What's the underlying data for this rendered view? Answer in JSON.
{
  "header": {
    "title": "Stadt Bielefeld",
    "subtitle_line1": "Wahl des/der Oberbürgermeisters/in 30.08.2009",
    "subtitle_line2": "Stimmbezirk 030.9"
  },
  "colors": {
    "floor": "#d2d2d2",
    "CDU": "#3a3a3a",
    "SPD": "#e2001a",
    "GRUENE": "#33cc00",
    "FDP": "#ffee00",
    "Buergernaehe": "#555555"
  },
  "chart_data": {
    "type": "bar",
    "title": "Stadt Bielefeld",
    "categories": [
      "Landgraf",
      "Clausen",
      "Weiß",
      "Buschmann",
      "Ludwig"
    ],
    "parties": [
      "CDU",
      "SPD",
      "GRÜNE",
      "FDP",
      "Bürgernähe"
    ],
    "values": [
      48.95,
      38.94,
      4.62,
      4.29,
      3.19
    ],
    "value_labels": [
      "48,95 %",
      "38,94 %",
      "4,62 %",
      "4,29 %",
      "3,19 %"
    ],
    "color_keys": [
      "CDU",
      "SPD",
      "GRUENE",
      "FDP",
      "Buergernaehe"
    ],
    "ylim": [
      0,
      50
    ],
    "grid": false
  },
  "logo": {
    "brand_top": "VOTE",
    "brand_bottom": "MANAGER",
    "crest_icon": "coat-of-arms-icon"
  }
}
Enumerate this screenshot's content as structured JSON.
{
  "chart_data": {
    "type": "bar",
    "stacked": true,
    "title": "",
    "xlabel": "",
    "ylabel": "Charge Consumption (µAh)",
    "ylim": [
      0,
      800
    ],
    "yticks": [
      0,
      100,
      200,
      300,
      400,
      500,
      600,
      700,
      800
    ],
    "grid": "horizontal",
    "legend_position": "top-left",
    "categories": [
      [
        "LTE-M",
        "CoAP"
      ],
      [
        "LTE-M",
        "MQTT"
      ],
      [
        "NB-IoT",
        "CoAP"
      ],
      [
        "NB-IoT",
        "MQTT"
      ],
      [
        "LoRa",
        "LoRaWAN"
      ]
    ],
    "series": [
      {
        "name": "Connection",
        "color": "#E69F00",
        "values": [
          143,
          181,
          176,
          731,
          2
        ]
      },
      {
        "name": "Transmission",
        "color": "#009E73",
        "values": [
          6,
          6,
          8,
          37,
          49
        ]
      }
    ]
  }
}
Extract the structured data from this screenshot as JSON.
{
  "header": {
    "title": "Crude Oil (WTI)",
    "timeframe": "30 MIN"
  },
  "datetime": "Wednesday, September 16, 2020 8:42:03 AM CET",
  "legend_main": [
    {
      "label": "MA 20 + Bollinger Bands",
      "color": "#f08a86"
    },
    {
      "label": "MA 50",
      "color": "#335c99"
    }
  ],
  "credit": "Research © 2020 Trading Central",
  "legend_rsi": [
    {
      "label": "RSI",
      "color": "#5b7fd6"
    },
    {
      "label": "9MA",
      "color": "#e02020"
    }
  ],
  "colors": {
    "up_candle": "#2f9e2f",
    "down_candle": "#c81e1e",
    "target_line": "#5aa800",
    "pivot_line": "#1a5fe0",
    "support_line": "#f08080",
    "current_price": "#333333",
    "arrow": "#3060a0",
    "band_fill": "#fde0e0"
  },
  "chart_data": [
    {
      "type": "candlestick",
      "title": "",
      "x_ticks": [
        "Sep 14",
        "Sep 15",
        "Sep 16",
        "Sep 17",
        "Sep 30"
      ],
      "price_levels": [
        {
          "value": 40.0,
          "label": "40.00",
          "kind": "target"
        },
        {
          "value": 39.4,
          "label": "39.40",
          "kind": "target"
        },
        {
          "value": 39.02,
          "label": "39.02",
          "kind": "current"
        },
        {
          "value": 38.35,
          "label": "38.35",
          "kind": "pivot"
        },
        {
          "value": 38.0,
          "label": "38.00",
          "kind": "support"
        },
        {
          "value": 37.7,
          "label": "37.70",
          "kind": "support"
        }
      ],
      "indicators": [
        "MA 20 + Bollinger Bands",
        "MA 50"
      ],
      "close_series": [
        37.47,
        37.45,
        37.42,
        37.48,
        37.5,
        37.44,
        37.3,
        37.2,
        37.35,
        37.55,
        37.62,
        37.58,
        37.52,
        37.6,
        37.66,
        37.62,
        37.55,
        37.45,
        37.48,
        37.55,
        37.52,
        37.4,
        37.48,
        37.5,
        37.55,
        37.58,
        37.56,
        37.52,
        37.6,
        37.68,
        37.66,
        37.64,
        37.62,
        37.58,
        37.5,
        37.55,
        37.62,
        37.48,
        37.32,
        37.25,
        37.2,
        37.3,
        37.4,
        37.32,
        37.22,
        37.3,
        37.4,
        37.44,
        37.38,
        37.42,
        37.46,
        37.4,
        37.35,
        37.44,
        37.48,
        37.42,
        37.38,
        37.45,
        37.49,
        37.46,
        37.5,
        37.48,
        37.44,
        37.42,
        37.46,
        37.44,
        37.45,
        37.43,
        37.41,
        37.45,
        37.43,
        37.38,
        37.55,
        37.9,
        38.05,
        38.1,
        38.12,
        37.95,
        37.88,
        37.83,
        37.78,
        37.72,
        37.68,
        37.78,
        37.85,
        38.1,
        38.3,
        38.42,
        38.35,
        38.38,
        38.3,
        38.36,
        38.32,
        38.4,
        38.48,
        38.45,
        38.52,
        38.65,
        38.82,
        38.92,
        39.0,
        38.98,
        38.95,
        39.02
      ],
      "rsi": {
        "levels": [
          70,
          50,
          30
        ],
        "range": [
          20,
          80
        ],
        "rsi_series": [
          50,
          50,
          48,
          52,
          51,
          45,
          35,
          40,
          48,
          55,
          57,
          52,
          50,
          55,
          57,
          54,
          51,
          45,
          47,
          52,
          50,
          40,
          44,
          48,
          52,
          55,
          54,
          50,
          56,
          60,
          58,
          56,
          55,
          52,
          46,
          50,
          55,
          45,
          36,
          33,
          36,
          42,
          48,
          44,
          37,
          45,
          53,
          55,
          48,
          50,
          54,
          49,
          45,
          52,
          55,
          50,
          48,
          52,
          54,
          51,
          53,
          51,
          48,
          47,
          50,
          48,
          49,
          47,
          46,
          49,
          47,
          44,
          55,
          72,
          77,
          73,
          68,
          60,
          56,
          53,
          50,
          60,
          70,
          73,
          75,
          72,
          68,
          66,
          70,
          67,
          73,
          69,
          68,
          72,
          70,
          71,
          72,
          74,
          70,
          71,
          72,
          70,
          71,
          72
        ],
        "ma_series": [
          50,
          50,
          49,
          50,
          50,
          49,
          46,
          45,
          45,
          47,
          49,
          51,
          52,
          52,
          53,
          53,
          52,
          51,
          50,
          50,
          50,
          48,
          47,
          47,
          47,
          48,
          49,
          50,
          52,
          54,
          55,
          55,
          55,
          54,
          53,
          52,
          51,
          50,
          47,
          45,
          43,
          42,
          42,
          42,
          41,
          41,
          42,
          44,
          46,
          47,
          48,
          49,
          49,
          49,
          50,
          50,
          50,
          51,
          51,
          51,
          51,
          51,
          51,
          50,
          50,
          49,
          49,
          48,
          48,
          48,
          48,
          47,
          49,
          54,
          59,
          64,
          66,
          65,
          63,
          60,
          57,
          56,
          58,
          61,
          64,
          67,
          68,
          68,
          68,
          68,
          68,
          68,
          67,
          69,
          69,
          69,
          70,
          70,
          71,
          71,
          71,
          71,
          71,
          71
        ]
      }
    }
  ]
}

Exercise details: Repeat the data above, word for word.

Response to this task:
What's the underlying data for this rendered view? Answer in JSON.
{
  "header": {
    "title": "Stadt Bielefeld",
    "subtitle_line1": "Wahl des/der Oberbürgermeisters/in 30.08.2009",
    "subtitle_line2": "Stimmbezirk 030.9"
  },
  "colors": {
    "floor": "#d2d2d2",
    "CDU": "#3a3a3a",
    "SPD": "#e2001a",
    "GRUENE": "#33cc00",
    "FDP": "#ffee00",
    "Buergernaehe": "#555555"
  },
  "chart_data": {
    "type": "bar",
    "title": "Stadt Bielefeld",
    "categories": [
      "Landgraf",
      "Clausen",
      "Weiß",
      "Buschmann",
      "Ludwig"
    ],
    "parties": [
      "CDU",
      "SPD",
      "GRÜNE",
      "FDP",
      "Bürgernähe"
    ],
    "values": [
      48.95,
      38.94,
      4.62,
      4.29,
      3.19
    ],
    "value_labels": [
      "48,95 %",
      "38,94 %",
      "4,62 %",
      "4,29 %",
      "3,19 %"
    ],
    "color_keys": [
      "CDU",
      "SPD",
      "GRUENE",
      "FDP",
      "Buergernaehe"
    ],
    "ylim": [
      0,
      50
    ],
    "grid": false
  },
  "logo": {
    "brand_top": "VOTE",
    "brand_bottom": "MANAGER",
    "crest_icon": "coat-of-arms-icon"
  }
}
Enumerate this screenshot's content as structured JSON.
{
  "chart_data": {
    "type": "bar",
    "stacked": true,
    "title": "",
    "xlabel": "",
    "ylabel": "Charge Consumption (µAh)",
    "ylim": [
      0,
      800
    ],
    "yticks": [
      0,
      100,
      200,
      300,
      400,
      500,
      600,
      700,
      800
    ],
    "grid": "horizontal",
    "legend_position": "top-left",
    "categories": [
      [
        "LTE-M",
        "CoAP"
      ],
      [
        "LTE-M",
        "MQTT"
      ],
      [
        "NB-IoT",
        "CoAP"
      ],
      [
        "NB-IoT",
        "MQTT"
      ],
      [
        "LoRa",
        "LoRaWAN"
      ]
    ],
    "series": [
      {
        "name": "Connection",
        "color": "#E69F00",
        "values": [
          143,
          181,
          176,
          731,
          2
        ]
      },
      {
        "name": "Transmission",
        "color": "#009E73",
        "values": [
          6,
          6,
          8,
          37,
          49
        ]
      }
    ]
  }
}
Extract the structured data from this screenshot as JSON.
{
  "header": {
    "title": "Crude Oil (WTI)",
    "timeframe": "30 MIN"
  },
  "datetime": "Wednesday, September 16, 2020 8:42:03 AM CET",
  "legend_main": [
    {
      "label": "MA 20 + Bollinger Bands",
      "color": "#f08a86"
    },
    {
      "label": "MA 50",
      "color": "#335c99"
    }
  ],
  "credit": "Research © 2020 Trading Central",
  "legend_rsi": [
    {
      "label": "RSI",
      "color": "#5b7fd6"
    },
    {
      "label": "9MA",
      "color": "#e02020"
    }
  ],
  "colors": {
    "up_candle": "#2f9e2f",
    "down_candle": "#c81e1e",
    "target_line": "#5aa800",
    "pivot_line": "#1a5fe0",
    "support_line": "#f08080",
    "current_price": "#333333",
    "arrow": "#3060a0",
    "band_fill": "#fde0e0"
  },
  "chart_data": [
    {
      "type": "candlestick",
      "title": "",
      "x_ticks": [
        "Sep 14",
        "Sep 15",
        "Sep 16",
        "Sep 17",
        "Sep 30"
      ],
      "price_levels": [
        {
          "value": 40.0,
          "label": "40.00",
          "kind": "target"
        },
        {
          "value": 39.4,
          "label": "39.40",
          "kind": "target"
        },
        {
          "value": 39.02,
          "label": "39.02",
          "kind": "current"
        },
        {
          "value": 38.35,
          "label": "38.35",
          "kind": "pivot"
        },
        {
          "value": 38.0,
          "label": "38.00",
          "kind": "support"
        },
        {
          "value": 37.7,
          "label": "37.70",
          "kind": "support"
        }
      ],
      "indicators": [
        "MA 20 + Bollinger Bands",
        "MA 50"
      ],
      "close_series": [
        37.47,
        37.45,
        37.42,
        37.48,
        37.5,
        37.44,
        37.3,
        37.2,
        37.35,
        37.55,
        37.62,
        37.58,
        37.52,
        37.6,
        37.66,
        37.62,
        37.55,
        37.45,
        37.48,
        37.55,
        37.52,
        37.4,
        37.48,
        37.5,
        37.55,
        37.58,
        37.56,
        37.52,
        37.6,
        37.68,
        37.66,
        37.64,
        37.62,
        37.58,
        37.5,
        37.55,
        37.62,
        37.48,
        37.32,
        37.25,
        37.2,
        37.3,
        37.4,
        37.32,
        37.22,
        37.3,
        37.4,
        37.44,
        37.38,
        37.42,
        37.46,
        37.4,
        37.35,
        37.44,
        37.48,
        37.42,
        37.38,
        37.45,
        37.49,
        37.46,
        37.5,
        37.48,
        37.44,
        37.42,
        37.46,
        37.44,
        37.45,
        37.43,
        37.41,
        37.45,
        37.43,
        37.38,
        37.55,
        37.9,
        38.05,
        38.1,
        38.12,
        37.95,
        37.88,
        37.83,
        37.78,
        37.72,
        37.68,
        37.78,
        37.85,
        38.1,
        38.3,
        38.42,
        38.35,
        38.38,
        38.3,
        38.36,
        38.32,
        38.4,
        38.48,
        38.45,
        38.52,
        38.65,
        38.82,
        38.92,
        39.0,
        38.98,
        38.95,
        39.02
      ],
      "rsi": {
        "levels": [
          70,
          50,
          30
        ],
        "range": [
          20,
          80
        ],
        "rsi_series": [
          50,
          50,
          48,
          52,
          51,
          45,
          35,
          40,
          48,
          55,
          57,
          52,
          50,
          55,
          57,
          54,
          51,
          45,
          47,
          52,
          50,
          40,
          44,
          48,
          52,
          55,
          54,
          50,
          56,
          60,
          58,
          56,
          55,
          52,
          46,
          50,
          55,
          45,
          36,
          33,
          36,
          42,
          48,
          44,
          37,
          45,
          53,
          55,
          48,
          50,
          54,
          49,
          45,
          52,
          55,
          50,
          48,
          52,
          54,
          51,
          53,
          51,
          48,
          47,
          50,
          48,
          49,
          47,
          46,
          49,
          47,
          44,
          55,
          72,
          77,
          73,
          68,
          60,
          56,
          53,
          50,
          60,
          70,
          73,
          75,
          72,
          68,
          66,
          70,
          67,
          73,
          69,
          68,
          72,
          70,
          71,
          72,
          74,
          70,
          71,
          72,
          70,
          71,
          72
        ],
        "ma_series": [
          50,
          50,
          49,
          50,
          50,
          49,
          46,
          45,
          45,
          47,
          49,
          51,
          52,
          52,
          53,
          53,
          52,
          51,
          50,
          50,
          50,
          48,
          47,
          47,
          47,
          48,
          49,
          50,
          52,
          54,
          55,
          55,
          55,
          54,
          53,
          52,
          51,
          50,
          47,
          45,
          43,
          42,
          42,
          42,
          41,
          41,
          42,
          44,
          46,
          47,
          48,
          49,
          49,
          49,
          50,
          50,
          50,
          51,
          51,
          51,
          51,
          51,
          51,
          50,
          50,
          49,
          49,
          48,
          48,
          48,
          48,
          47,
          49,
          54,
          59,
          64,
          66,
          65,
          63,
          60,
          57,
          56,
          58,
          61,
          64,
          67,
          68,
          68,
          68,
          68,
          68,
          68,
          67,
          69,
          69,
          69,
          70,
          70,
          71,
          71,
          71,
          71,
          71,
          71
        ]
      }
    }
  ]
}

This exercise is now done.